» **Exercise description**
Take from the listing each line that has the string "title".

» **Stored records**
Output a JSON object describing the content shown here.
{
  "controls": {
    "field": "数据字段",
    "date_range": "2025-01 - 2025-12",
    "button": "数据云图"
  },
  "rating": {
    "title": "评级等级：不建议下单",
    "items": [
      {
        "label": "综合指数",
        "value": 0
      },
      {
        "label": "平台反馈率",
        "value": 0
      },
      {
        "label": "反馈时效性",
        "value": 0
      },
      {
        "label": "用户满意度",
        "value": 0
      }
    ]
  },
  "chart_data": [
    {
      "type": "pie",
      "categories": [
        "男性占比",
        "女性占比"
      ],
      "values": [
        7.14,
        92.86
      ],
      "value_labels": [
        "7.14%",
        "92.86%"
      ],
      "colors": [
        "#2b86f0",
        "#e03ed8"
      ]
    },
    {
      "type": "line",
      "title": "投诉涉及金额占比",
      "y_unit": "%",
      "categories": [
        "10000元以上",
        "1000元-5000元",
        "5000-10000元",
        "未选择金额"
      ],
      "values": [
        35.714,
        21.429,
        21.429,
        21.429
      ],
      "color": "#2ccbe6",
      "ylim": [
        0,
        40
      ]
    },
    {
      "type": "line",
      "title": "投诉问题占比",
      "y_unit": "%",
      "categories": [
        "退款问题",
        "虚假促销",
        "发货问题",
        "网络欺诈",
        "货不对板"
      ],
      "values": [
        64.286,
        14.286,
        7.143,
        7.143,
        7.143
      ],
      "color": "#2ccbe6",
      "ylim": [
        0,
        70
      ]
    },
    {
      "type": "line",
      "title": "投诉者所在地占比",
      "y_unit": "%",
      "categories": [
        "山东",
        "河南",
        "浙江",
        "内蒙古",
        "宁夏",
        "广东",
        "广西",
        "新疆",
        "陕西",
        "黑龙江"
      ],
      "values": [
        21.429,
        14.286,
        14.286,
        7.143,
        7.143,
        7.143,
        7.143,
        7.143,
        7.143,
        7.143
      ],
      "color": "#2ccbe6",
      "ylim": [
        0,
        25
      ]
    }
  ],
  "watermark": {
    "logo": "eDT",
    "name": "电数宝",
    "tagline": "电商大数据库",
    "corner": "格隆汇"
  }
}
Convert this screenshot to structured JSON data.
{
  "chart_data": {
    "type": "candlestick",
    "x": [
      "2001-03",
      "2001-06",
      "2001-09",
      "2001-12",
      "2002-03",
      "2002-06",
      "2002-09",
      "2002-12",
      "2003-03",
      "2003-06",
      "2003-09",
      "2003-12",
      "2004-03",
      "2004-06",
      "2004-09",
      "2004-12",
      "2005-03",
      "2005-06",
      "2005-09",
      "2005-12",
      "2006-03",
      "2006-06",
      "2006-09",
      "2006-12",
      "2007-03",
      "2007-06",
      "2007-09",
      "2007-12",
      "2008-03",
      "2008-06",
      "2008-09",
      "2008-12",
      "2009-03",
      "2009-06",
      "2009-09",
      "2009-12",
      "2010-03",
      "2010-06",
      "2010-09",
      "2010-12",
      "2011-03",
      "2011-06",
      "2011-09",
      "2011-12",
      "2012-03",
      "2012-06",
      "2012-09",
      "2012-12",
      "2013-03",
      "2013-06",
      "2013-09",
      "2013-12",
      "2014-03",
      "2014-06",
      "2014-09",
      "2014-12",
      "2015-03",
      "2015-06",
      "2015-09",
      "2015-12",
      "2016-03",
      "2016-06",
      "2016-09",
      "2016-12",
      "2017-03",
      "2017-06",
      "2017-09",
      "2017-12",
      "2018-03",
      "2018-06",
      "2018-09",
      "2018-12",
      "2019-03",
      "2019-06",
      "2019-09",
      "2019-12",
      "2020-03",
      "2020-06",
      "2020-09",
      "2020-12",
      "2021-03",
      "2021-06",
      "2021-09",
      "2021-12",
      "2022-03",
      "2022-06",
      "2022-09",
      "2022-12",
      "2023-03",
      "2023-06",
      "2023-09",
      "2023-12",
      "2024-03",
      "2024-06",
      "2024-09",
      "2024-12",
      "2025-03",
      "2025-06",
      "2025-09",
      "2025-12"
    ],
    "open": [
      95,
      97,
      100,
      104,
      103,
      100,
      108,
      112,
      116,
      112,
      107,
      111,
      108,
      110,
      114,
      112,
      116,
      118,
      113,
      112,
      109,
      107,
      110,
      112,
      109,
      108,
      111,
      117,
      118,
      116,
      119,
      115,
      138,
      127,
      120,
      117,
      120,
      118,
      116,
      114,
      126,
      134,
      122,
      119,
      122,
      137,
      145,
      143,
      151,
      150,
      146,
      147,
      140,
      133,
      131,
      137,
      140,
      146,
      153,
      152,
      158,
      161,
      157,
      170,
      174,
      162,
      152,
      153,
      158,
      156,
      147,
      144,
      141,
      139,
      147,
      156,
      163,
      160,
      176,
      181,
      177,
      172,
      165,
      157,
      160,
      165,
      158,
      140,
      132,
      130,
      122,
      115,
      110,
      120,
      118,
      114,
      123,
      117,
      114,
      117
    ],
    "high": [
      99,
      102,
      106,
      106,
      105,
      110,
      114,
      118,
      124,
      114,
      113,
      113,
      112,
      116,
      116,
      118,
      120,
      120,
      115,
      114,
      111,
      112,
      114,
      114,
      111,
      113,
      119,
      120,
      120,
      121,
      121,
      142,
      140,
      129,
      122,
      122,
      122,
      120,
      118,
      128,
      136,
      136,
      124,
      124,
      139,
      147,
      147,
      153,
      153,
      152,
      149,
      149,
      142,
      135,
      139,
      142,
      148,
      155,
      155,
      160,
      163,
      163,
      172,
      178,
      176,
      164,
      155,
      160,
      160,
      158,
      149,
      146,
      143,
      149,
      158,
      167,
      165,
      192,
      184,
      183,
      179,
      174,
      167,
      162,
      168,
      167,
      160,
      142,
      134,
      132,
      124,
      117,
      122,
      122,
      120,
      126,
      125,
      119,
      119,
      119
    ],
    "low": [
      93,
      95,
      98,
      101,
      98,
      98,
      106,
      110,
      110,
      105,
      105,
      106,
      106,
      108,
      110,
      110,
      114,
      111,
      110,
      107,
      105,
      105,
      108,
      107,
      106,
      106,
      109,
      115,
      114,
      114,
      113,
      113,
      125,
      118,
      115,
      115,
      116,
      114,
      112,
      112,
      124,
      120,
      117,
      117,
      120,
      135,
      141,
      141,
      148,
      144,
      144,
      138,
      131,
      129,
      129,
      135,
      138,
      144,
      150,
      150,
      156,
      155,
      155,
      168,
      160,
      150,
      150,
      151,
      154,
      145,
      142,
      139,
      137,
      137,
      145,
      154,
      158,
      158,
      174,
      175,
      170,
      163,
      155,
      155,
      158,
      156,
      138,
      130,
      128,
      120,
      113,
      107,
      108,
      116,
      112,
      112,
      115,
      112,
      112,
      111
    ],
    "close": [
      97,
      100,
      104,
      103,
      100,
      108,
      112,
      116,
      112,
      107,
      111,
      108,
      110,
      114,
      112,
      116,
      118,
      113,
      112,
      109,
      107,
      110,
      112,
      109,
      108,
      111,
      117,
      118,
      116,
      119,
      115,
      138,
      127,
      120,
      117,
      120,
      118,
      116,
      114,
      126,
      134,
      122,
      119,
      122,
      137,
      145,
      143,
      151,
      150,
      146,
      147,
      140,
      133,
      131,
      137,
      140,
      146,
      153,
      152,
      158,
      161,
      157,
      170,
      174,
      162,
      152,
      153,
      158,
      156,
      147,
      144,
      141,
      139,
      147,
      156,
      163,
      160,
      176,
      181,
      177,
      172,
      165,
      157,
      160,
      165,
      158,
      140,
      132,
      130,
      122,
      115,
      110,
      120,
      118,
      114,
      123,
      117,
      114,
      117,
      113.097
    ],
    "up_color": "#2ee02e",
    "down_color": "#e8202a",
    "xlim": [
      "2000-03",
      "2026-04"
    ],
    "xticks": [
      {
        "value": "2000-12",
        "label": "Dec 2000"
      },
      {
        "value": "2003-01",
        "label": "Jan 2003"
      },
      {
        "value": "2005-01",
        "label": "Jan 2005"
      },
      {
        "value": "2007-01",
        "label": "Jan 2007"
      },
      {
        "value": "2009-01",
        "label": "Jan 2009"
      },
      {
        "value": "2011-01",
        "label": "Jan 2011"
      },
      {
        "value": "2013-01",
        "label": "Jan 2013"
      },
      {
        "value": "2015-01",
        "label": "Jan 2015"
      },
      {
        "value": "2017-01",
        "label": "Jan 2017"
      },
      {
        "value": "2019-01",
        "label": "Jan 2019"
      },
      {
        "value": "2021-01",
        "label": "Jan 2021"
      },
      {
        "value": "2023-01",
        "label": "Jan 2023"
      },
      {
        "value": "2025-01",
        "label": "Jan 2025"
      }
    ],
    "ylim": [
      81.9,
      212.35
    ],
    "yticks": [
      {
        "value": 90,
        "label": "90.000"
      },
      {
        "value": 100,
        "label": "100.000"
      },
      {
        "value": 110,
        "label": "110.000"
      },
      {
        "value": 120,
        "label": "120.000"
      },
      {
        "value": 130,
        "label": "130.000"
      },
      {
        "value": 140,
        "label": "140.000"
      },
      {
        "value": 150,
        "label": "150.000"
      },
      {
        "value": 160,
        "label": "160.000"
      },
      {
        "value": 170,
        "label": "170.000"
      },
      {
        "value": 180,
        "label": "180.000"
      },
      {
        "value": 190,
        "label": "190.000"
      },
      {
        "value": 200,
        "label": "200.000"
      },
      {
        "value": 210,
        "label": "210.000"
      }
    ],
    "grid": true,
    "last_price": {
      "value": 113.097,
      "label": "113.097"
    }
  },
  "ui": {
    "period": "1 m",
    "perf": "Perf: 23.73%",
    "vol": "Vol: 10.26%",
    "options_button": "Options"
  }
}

» **Answer to this task**
    "title": "评级等级：不建议下单",
      "title": "投诉涉及金额占比",
      "title": "投诉问题占比",
      "title": "投诉者所在地占比",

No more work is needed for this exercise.